EXERCISE DESCRIPTION> Copy every record exactly, and keep the pictures out.

STORED DATA>
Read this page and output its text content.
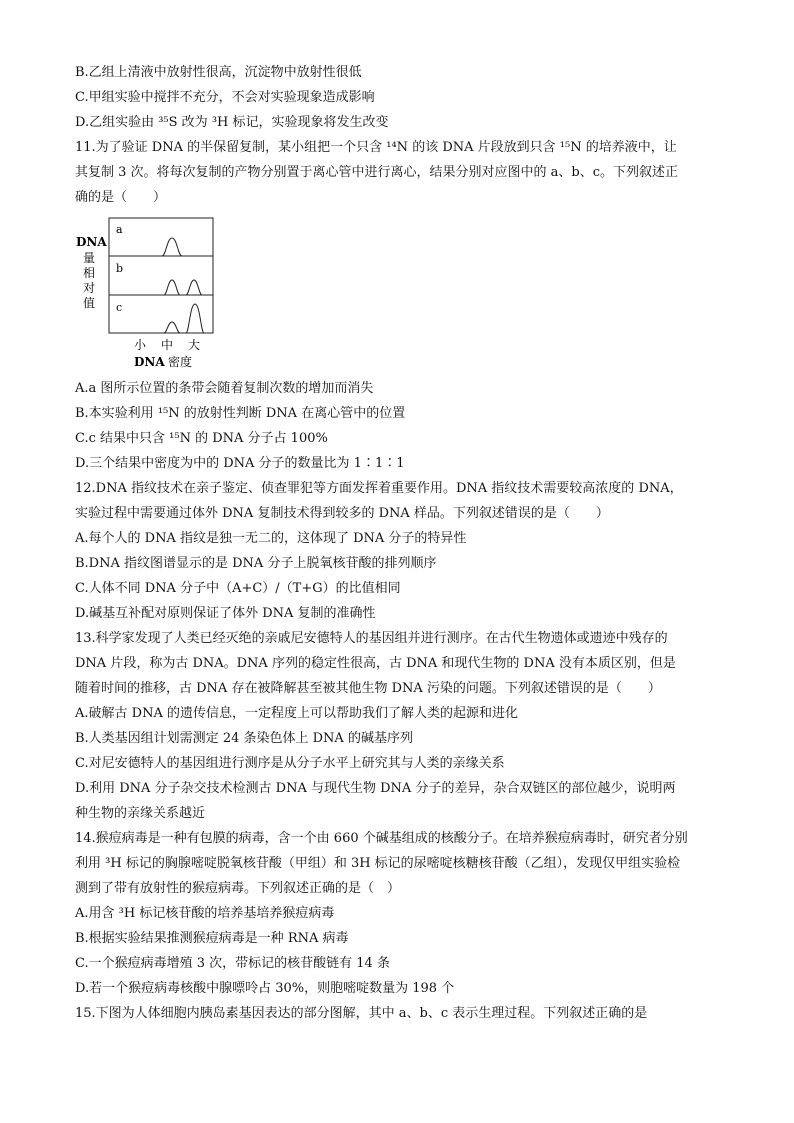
B.乙组上清液中放射性很高，沉淀物中放射性很低
C.甲组实验中搅拌不充分，不会对实验现象造成影响
D.乙组实验由 ³⁵S 改为 ³H 标记，实验现象将发生改变
11.为了验证 DNA 的半保留复制，某小组把一个只含 ¹⁴N 的该 DNA 片段放到只含 ¹⁵N 的培养液中，让
其复制 3 次。将每次复制的产物分别置于离心管中进行离心，结果分别对应图中的 a、b、c。下列叙述正
确的是（　　）
DNA
量
相
对
值
a
b
c
小 中 大
DNA 密度
A.a 图所示位置的条带会随着复制次数的增加而消失
B.本实验利用 ¹⁵N 的放射性判断 DNA 在离心管中的位置
C.c 结果中只含 ¹⁵N 的 DNA 分子占 100%
D.三个结果中密度为中的 DNA 分子的数量比为 1∶1∶1
12.DNA 指纹技术在亲子鉴定、侦查罪犯等方面发挥着重要作用。DNA 指纹技术需要较高浓度的 DNA，
实验过程中需要通过体外 DNA 复制技术得到较多的 DNA 样品。下列叙述错误的是（　　）
A.每个人的 DNA 指纹是独一无二的，这体现了 DNA 分子的特异性
B.DNA 指纹图谱显示的是 DNA 分子上脱氧核苷酸的排列顺序
C.人体不同 DNA 分子中（A+C）/（T+G）的比值相同
D.碱基互补配对原则保证了体外 DNA 复制的准确性
13.科学家发现了人类已经灭绝的亲戚尼安德特人的基因组并进行测序。在古代生物遗体或遗迹中残存的
DNA 片段，称为古 DNA。DNA 序列的稳定性很高，古 DNA 和现代生物的 DNA 没有本质区别，但是
随着时间的推移，古 DNA 存在被降解甚至被其他生物 DNA 污染的问题。下列叙述错误的是（　　）
A.破解古 DNA 的遗传信息，一定程度上可以帮助我们了解人类的起源和进化
B.人类基因组计划需测定 24 条染色体上 DNA 的碱基序列
C.对尼安德特人的基因组进行测序是从分子水平上研究其与人类的亲缘关系
D.利用 DNA 分子杂交技术检测古 DNA 与现代生物 DNA 分子的差异，杂合双链区的部位越少，说明两
种生物的亲缘关系越近
14.猴痘病毒是一种有包膜的病毒，含一个由 660 个碱基组成的核酸分子。在培养猴痘病毒时，研究者分别
利用 ³H 标记的胸腺嘧啶脱氧核苷酸（甲组）和 3H 标记的尿嘧啶核糖核苷酸（乙组），发现仅甲组实验检
测到了带有放射性的猴痘病毒。下列叙述正确的是（　）
A.用含 ³H 标记核苷酸的培养基培养猴痘病毒
B.根据实验结果推测猴痘病毒是一种 RNA 病毒
C.一个猴痘病毒增殖 3 次，带标记的核苷酸链有 14 条
D.若一个猴痘病毒核酸中腺嘌呤占 30%，则胞嘧啶数量为 198 个
15.下图为人体细胞内胰岛素基因表达的部分图解，其中 a、b、c 表示生理过程。下列叙述正确的是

EXERCISE RESPONSE>
Read this page and output its text content.
B.乙组上清液中放射性很高，沉淀物中放射性很低
C.甲组实验中搅拌不充分，不会对实验现象造成影响
D.乙组实验由 ³⁵S 改为 ³H 标记，实验现象将发生改变
11.为了验证 DNA 的半保留复制，某小组把一个只含 ¹⁴N 的该 DNA 片段放到只含 ¹⁵N 的培养液中，让
其复制 3 次。将每次复制的产物分别置于离心管中进行离心，结果分别对应图中的 a、b、c。下列叙述正
确的是（　　）
DNA
量
相
对
值
a
b
c
小 中 大
DNA 密度
A.a 图所示位置的条带会随着复制次数的增加而消失
B.本实验利用 ¹⁵N 的放射性判断 DNA 在离心管中的位置
C.c 结果中只含 ¹⁵N 的 DNA 分子占 100%
D.三个结果中密度为中的 DNA 分子的数量比为 1∶1∶1
12.DNA 指纹技术在亲子鉴定、侦查罪犯等方面发挥着重要作用。DNA 指纹技术需要较高浓度的 DNA，
实验过程中需要通过体外 DNA 复制技术得到较多的 DNA 样品。下列叙述错误的是（　　）
A.每个人的 DNA 指纹是独一无二的，这体现了 DNA 分子的特异性
B.DNA 指纹图谱显示的是 DNA 分子上脱氧核苷酸的排列顺序
C.人体不同 DNA 分子中（A+C）/（T+G）的比值相同
D.碱基互补配对原则保证了体外 DNA 复制的准确性
13.科学家发现了人类已经灭绝的亲戚尼安德特人的基因组并进行测序。在古代生物遗体或遗迹中残存的
DNA 片段，称为古 DNA。DNA 序列的稳定性很高，古 DNA 和现代生物的 DNA 没有本质区别，但是
随着时间的推移，古 DNA 存在被降解甚至被其他生物 DNA 污染的问题。下列叙述错误的是（　　）
A.破解古 DNA 的遗传信息，一定程度上可以帮助我们了解人类的起源和进化
B.人类基因组计划需测定 24 条染色体上 DNA 的碱基序列
C.对尼安德特人的基因组进行测序是从分子水平上研究其与人类的亲缘关系
D.利用 DNA 分子杂交技术检测古 DNA 与现代生物 DNA 分子的差异，杂合双链区的部位越少，说明两
种生物的亲缘关系越近
14.猴痘病毒是一种有包膜的病毒，含一个由 660 个碱基组成的核酸分子。在培养猴痘病毒时，研究者分别
利用 ³H 标记的胸腺嘧啶脱氧核苷酸（甲组）和 3H 标记的尿嘧啶核糖核苷酸（乙组），发现仅甲组实验检
测到了带有放射性的猴痘病毒。下列叙述正确的是（　）
A.用含 ³H 标记核苷酸的培养基培养猴痘病毒
B.根据实验结果推测猴痘病毒是一种 RNA 病毒
C.一个猴痘病毒增殖 3 次，带标记的核苷酸链有 14 条
D.若一个猴痘病毒核酸中腺嘌呤占 30%，则胞嘧啶数量为 198 个
15.下图为人体细胞内胰岛素基因表达的部分图解，其中 a、b、c 表示生理过程。下列叙述正确的是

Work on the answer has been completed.